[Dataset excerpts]
━━━━━━━━

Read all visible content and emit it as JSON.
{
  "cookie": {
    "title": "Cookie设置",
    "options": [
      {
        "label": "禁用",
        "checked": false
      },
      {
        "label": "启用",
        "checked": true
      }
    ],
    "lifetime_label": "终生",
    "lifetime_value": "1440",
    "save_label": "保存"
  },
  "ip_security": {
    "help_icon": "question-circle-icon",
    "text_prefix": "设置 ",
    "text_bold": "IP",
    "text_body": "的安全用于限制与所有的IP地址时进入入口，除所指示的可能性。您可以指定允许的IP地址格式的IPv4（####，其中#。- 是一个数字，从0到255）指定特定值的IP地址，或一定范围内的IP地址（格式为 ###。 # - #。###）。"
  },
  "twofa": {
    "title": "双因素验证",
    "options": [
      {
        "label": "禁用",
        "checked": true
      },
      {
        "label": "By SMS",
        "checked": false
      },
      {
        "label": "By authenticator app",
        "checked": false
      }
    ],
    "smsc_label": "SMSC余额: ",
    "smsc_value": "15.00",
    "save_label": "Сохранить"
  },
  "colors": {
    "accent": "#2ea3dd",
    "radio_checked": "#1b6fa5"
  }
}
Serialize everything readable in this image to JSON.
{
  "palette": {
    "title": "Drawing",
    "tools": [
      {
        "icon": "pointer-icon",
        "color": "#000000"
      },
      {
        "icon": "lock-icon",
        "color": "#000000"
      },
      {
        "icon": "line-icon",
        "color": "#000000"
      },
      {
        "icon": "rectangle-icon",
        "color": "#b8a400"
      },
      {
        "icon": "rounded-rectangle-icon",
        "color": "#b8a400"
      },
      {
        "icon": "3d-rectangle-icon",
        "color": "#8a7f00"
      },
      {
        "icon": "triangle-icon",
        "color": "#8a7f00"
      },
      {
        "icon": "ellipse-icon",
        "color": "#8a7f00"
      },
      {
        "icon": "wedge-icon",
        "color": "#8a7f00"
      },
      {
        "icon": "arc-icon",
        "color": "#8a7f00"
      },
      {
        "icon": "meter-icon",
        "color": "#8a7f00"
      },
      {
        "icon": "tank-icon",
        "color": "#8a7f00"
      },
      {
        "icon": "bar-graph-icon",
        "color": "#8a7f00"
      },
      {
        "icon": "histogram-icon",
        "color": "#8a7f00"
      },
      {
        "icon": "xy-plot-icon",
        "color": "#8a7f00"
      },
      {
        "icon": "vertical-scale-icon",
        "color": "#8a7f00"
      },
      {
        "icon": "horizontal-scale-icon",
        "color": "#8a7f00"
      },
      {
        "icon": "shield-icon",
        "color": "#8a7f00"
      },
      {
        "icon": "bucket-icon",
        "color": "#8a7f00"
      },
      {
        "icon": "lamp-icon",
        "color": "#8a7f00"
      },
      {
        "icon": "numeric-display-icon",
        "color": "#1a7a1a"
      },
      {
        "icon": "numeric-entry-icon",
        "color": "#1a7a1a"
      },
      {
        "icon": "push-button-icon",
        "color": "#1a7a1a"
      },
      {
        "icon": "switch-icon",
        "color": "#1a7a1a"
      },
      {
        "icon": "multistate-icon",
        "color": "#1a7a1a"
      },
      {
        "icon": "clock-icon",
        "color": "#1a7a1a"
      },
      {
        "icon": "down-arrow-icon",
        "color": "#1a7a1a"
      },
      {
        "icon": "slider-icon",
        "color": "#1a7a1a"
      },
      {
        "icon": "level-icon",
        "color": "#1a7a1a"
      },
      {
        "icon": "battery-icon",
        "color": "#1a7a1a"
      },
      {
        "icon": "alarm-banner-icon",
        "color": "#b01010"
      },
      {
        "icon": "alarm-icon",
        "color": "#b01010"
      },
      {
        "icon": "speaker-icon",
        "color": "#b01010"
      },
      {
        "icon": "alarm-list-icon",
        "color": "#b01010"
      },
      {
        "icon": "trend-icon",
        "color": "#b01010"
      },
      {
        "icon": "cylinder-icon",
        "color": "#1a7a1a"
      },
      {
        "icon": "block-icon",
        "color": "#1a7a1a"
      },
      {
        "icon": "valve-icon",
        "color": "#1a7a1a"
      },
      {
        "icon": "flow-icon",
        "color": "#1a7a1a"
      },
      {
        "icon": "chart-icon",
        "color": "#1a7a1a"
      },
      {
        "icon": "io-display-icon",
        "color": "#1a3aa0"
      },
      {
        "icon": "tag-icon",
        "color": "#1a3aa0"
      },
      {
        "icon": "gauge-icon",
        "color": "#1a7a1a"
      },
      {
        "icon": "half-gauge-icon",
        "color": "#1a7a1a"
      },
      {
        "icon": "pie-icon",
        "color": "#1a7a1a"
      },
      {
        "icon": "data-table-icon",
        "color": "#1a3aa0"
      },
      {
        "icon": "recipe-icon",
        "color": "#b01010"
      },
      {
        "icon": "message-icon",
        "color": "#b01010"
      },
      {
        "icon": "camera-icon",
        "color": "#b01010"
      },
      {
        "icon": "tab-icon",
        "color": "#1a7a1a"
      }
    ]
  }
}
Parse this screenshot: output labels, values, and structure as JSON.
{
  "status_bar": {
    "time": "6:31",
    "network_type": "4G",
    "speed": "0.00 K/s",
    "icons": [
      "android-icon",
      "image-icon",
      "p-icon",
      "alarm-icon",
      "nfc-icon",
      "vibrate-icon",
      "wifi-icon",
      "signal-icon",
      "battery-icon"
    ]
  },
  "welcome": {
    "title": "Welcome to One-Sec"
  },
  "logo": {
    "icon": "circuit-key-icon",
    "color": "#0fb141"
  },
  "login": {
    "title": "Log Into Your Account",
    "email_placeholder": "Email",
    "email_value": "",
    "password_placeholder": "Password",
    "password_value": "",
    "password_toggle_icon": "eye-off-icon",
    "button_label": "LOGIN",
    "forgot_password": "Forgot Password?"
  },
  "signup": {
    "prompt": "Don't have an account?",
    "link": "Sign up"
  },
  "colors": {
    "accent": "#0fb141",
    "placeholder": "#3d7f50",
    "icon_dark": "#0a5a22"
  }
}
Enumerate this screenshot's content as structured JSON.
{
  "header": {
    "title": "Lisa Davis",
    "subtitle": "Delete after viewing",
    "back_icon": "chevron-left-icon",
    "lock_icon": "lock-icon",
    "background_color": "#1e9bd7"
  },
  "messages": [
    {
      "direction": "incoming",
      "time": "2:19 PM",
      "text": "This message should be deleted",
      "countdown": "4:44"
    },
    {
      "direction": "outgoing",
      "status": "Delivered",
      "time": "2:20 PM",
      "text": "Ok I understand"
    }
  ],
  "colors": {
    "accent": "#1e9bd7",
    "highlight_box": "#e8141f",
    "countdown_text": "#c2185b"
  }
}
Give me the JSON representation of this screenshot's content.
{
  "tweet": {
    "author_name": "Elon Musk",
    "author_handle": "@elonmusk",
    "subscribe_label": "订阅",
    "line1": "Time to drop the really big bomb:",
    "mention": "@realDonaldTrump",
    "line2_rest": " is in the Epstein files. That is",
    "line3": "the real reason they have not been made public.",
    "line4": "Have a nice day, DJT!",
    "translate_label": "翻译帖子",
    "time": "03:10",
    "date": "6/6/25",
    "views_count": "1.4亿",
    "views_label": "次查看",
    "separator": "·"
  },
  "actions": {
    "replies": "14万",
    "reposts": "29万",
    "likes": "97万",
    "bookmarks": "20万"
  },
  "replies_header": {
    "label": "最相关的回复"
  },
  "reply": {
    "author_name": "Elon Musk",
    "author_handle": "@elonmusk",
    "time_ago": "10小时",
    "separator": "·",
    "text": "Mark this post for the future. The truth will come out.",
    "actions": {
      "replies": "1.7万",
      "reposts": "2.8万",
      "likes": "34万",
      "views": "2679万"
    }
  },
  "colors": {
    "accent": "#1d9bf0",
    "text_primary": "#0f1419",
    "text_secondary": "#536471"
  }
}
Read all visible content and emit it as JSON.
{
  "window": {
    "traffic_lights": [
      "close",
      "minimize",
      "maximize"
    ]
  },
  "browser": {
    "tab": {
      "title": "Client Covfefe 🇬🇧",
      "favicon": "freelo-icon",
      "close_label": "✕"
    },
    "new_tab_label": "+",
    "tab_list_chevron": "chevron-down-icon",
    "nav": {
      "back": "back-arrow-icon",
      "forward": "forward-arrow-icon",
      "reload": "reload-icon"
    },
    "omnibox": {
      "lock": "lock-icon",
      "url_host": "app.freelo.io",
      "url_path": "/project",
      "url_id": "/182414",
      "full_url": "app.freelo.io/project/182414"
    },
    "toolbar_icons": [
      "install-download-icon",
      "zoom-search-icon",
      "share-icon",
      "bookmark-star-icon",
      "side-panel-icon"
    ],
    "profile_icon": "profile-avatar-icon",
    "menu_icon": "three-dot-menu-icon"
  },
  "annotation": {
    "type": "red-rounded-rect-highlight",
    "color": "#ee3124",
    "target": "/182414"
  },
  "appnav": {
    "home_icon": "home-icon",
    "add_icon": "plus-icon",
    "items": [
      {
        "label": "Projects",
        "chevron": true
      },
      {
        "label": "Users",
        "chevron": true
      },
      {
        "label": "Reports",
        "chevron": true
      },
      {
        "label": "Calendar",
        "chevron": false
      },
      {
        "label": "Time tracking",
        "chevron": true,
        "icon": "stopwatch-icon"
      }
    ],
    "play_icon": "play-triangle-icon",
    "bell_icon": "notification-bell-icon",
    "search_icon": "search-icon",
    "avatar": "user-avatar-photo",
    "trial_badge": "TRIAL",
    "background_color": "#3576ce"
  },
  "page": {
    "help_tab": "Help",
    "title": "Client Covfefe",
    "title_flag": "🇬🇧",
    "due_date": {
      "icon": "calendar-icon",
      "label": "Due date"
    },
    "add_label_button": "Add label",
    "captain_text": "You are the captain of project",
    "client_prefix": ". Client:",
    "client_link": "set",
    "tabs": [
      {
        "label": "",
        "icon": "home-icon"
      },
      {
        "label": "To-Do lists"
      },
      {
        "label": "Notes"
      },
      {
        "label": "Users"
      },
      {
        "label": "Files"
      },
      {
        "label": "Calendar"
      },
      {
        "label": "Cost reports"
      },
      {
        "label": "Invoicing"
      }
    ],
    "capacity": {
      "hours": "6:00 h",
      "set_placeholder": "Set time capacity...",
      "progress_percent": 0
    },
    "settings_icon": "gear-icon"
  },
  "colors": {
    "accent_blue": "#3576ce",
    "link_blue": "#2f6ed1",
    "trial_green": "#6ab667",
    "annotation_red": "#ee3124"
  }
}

━━━━━━━━

Problem statement:
The word "Covfefe" may occur in lines of the records. Report how many such lines there are, giving only the number.

Answer to this task:
2